:: Direction ::
Return, unchanged, the part of the items that opens with the first line and closes with the line containing "y-tick-label: 15% — [50, 230, 88, 250]", including both of those lines.

▬▬▬▬▬▬▬▬▬▬

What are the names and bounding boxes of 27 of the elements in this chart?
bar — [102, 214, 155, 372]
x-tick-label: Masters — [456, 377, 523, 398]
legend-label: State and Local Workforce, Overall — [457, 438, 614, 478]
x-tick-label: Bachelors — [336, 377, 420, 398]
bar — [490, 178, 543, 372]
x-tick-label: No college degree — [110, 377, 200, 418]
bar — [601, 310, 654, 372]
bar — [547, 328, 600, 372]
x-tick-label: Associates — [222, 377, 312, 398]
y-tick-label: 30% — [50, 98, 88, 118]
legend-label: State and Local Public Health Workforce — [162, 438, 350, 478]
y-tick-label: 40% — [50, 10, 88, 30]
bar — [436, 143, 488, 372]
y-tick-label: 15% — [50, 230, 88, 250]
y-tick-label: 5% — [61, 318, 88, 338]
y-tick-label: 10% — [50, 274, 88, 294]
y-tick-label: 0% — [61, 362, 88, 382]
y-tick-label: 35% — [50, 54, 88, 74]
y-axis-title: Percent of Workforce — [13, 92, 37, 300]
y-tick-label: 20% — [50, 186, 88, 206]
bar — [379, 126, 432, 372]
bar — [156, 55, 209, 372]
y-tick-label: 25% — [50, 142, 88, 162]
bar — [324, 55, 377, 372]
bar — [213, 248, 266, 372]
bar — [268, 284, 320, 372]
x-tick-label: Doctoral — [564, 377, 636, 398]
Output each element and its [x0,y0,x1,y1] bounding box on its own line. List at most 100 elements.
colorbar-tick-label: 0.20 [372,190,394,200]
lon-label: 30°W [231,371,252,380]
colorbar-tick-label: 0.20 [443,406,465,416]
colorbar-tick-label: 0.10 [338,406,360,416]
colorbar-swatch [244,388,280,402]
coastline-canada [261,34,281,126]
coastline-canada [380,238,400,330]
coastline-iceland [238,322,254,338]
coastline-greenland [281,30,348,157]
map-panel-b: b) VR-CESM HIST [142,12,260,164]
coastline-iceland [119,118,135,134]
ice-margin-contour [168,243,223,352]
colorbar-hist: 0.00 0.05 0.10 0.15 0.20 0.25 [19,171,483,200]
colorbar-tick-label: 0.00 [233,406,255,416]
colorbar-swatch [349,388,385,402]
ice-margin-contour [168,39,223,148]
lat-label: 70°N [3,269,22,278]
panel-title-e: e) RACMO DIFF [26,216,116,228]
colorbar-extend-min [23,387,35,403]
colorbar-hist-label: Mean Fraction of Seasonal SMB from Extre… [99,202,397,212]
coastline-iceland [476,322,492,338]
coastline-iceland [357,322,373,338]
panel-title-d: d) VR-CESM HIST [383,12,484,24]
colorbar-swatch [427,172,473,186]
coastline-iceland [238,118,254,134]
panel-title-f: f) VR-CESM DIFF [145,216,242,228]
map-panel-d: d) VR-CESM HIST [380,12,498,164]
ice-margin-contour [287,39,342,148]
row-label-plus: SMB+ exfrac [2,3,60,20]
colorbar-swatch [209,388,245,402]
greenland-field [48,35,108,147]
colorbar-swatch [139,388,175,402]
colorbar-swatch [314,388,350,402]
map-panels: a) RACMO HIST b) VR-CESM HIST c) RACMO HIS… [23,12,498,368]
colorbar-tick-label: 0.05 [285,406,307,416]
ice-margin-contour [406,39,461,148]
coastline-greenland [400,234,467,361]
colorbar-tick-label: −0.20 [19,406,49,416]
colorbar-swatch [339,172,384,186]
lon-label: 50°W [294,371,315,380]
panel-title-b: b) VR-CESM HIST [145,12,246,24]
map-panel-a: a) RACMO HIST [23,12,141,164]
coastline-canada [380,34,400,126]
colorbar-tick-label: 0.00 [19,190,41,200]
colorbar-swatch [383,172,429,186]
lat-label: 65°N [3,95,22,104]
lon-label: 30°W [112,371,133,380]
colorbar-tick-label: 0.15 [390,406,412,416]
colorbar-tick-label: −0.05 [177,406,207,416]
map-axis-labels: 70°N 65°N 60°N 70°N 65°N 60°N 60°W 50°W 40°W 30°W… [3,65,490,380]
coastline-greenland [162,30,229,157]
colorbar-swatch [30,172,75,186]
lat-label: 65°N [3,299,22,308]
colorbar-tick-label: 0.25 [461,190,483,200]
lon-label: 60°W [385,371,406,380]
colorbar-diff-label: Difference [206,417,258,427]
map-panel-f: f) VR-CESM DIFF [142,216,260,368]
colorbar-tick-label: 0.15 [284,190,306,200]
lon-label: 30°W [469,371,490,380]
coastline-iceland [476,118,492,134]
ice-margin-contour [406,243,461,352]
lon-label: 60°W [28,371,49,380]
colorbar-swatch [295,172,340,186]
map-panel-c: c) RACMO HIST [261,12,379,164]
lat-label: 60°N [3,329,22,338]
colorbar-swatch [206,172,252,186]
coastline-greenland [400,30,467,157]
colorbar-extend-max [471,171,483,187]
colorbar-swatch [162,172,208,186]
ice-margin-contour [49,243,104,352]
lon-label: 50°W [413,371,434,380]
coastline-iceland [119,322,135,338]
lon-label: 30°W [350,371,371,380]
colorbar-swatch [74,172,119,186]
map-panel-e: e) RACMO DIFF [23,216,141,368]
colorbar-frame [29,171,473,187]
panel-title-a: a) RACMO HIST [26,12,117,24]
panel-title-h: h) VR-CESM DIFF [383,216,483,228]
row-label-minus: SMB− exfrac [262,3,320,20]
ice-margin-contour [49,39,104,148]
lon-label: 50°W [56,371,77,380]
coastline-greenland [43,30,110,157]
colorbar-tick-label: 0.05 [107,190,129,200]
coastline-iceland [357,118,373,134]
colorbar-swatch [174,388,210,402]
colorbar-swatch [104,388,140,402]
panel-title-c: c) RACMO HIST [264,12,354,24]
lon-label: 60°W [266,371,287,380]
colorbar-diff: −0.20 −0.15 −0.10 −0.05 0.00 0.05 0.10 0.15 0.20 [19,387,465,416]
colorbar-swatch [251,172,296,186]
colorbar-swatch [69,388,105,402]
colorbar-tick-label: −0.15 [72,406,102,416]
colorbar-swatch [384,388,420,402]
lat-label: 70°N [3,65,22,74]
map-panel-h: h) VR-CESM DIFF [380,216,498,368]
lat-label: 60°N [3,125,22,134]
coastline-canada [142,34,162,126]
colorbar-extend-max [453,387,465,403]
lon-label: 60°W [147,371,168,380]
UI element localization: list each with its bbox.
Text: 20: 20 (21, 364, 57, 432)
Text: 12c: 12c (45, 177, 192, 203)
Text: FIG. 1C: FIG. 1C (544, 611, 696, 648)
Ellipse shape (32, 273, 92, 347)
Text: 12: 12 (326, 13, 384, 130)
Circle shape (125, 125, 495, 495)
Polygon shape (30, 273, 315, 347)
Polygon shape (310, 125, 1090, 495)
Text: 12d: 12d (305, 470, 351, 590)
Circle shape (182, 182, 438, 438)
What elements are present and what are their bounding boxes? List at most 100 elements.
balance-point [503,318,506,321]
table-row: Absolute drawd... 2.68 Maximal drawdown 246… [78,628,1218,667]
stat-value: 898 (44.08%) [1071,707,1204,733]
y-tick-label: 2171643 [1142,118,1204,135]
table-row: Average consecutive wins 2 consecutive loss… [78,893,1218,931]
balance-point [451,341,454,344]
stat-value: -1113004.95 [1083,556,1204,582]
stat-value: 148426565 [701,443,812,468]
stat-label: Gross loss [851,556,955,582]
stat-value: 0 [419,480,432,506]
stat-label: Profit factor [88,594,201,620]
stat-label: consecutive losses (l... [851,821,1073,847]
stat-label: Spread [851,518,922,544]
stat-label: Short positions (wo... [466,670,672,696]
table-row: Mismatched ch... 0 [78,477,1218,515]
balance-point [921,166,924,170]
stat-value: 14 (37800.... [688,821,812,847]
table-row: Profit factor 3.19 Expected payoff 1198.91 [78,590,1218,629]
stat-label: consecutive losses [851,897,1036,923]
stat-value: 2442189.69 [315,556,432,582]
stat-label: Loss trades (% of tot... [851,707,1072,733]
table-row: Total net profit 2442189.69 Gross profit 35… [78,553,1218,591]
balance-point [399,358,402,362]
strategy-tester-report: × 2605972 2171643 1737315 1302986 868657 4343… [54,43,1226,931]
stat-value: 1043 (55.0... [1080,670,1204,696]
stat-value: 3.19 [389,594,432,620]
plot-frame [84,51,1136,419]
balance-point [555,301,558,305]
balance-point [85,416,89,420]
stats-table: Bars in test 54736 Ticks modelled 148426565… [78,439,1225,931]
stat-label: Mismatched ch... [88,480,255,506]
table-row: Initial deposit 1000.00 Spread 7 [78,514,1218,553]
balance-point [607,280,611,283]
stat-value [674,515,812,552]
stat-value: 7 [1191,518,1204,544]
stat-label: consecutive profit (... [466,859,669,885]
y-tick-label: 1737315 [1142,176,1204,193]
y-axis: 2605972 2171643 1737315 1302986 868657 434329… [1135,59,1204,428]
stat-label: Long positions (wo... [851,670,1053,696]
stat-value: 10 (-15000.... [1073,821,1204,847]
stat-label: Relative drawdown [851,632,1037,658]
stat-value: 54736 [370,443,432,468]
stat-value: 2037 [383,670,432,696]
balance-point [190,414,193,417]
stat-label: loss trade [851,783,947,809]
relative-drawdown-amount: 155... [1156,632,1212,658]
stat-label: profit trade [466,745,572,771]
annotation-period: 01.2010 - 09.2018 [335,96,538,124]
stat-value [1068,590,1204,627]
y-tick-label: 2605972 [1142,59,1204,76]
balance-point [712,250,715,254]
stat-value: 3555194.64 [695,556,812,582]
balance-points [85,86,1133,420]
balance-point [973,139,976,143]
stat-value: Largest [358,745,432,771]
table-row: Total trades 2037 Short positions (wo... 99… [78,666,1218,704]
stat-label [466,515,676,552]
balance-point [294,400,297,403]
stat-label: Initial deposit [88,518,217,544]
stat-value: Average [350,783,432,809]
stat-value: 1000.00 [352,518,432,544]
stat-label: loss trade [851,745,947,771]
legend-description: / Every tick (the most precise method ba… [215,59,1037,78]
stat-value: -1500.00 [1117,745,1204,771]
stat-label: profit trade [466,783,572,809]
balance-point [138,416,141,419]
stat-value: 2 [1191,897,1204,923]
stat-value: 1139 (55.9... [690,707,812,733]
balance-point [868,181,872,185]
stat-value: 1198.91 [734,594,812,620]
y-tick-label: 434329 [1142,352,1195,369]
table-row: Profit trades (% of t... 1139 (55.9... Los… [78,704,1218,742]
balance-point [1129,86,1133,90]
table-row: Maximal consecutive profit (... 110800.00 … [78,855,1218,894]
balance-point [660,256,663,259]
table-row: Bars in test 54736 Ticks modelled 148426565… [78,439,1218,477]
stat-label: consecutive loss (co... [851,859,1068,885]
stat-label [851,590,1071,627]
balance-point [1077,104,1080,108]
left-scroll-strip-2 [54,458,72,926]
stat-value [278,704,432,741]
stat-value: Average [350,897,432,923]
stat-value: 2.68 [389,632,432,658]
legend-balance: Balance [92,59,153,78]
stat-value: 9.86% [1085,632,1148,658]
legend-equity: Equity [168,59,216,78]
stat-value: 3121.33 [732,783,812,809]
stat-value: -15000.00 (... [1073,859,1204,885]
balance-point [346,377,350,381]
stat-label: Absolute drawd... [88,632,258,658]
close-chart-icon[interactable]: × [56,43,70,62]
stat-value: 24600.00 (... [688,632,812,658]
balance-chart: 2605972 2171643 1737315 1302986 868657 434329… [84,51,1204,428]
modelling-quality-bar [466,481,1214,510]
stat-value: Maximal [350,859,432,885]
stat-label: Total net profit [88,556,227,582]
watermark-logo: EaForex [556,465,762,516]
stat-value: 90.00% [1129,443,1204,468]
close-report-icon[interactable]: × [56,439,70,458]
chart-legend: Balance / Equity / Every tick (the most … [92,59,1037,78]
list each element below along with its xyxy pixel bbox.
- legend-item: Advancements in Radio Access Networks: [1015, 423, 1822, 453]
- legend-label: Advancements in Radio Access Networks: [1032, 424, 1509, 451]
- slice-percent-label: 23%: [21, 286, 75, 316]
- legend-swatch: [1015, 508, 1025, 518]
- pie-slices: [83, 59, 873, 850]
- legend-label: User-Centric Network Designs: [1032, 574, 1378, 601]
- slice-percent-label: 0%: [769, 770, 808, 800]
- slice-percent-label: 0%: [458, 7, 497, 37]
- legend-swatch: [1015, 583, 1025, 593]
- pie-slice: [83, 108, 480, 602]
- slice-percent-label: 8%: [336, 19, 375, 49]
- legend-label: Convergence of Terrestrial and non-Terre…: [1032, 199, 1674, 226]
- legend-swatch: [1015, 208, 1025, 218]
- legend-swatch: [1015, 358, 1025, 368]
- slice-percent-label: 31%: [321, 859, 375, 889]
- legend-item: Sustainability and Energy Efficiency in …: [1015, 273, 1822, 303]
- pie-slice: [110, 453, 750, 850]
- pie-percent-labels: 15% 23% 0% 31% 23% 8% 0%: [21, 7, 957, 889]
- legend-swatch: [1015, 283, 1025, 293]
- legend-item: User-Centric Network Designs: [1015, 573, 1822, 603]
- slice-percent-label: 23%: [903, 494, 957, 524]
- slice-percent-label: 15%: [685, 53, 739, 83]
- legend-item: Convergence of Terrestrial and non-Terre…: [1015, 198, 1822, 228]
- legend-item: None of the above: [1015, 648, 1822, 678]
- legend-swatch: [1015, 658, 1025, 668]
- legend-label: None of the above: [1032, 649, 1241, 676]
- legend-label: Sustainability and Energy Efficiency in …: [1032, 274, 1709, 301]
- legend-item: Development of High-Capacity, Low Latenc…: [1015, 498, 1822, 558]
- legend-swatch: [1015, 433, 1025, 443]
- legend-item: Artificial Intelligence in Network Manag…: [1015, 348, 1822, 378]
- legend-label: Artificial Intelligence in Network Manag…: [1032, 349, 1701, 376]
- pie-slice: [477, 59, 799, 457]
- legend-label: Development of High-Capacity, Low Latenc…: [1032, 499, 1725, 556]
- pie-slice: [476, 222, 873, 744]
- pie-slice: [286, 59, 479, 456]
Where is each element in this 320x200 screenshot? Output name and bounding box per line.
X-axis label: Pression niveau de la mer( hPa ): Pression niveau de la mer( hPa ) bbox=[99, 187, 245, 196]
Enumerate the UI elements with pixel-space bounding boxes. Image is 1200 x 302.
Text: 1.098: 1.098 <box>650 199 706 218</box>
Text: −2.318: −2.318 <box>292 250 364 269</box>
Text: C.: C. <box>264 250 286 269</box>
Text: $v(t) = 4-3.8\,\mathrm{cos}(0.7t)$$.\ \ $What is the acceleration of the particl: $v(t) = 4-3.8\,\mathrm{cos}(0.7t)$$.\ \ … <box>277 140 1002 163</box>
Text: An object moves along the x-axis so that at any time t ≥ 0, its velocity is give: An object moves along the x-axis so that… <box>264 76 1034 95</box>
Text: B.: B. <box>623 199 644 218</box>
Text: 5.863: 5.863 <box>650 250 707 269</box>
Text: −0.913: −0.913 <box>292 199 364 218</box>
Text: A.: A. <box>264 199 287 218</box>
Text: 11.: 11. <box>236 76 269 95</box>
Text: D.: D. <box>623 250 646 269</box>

▬▬▬▬▬▬▬▬▬▬

:: The reply ::
What are the names and bounding boxes of 27 of the elements in this chart?
bar — [102, 214, 155, 372]
x-tick-label: Masters — [456, 377, 523, 398]
legend-label: State and Local Workforce, Overall — [457, 438, 614, 478]
x-tick-label: Bachelors — [336, 377, 420, 398]
bar — [490, 178, 543, 372]
x-tick-label: No college degree — [110, 377, 200, 418]
bar — [601, 310, 654, 372]
bar — [547, 328, 600, 372]
x-tick-label: Associates — [222, 377, 312, 398]
y-tick-label: 30% — [50, 98, 88, 118]
legend-label: State and Local Public Health Workforce — [162, 438, 350, 478]
y-tick-label: 40% — [50, 10, 88, 30]
bar — [436, 143, 488, 372]
y-tick-label: 15% — [50, 230, 88, 250]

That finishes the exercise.